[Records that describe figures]

================

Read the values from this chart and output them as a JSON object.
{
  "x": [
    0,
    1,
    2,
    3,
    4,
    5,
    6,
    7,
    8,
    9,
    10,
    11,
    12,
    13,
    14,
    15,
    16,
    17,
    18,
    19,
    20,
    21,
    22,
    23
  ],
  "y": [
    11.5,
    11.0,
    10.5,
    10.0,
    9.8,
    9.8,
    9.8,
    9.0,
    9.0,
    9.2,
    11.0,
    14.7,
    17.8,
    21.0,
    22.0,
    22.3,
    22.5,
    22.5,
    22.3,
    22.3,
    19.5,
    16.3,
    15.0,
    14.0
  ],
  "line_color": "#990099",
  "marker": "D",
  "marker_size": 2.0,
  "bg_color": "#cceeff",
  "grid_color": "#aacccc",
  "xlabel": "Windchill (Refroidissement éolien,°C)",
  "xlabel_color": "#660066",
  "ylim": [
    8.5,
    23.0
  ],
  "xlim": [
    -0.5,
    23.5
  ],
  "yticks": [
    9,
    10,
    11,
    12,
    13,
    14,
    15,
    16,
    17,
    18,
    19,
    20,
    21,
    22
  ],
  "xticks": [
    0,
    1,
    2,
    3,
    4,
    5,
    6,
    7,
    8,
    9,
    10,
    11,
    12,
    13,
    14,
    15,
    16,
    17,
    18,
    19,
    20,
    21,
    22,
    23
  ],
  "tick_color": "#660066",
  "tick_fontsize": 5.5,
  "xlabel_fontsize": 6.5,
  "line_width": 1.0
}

================

EXERCISE BRIEF » Go through the records and print each one exactly.

SOLUTION »
Read the values from this chart and output them as a JSON object.
{
  "x": [
    0,
    1,
    2,
    3,
    4,
    5,
    6,
    7,
    8,
    9,
    10,
    11,
    12,
    13,
    14,
    15,
    16,
    17,
    18,
    19,
    20,
    21,
    22,
    23
  ],
  "y": [
    11.5,
    11.0,
    10.5,
    10.0,
    9.8,
    9.8,
    9.8,
    9.0,
    9.0,
    9.2,
    11.0,
    14.7,
    17.8,
    21.0,
    22.0,
    22.3,
    22.5,
    22.5,
    22.3,
    22.3,
    19.5,
    16.3,
    15.0,
    14.0
  ],
  "line_color": "#990099",
  "marker": "D",
  "marker_size": 2.0,
  "bg_color": "#cceeff",
  "grid_color": "#aacccc",
  "xlabel": "Windchill (Refroidissement éolien,°C)",
  "xlabel_color": "#660066",
  "ylim": [
    8.5,
    23.0
  ],
  "xlim": [
    -0.5,
    23.5
  ],
  "yticks": [
    9,
    10,
    11,
    12,
    13,
    14,
    15,
    16,
    17,
    18,
    19,
    20,
    21,
    22
  ],
  "xticks": [
    0,
    1,
    2,
    3,
    4,
    5,
    6,
    7,
    8,
    9,
    10,
    11,
    12,
    13,
    14,
    15,
    16,
    17,
    18,
    19,
    20,
    21,
    22,
    23
  ],
  "tick_color": "#660066",
  "tick_fontsize": 5.5,
  "xlabel_fontsize": 6.5,
  "line_width": 1.0
}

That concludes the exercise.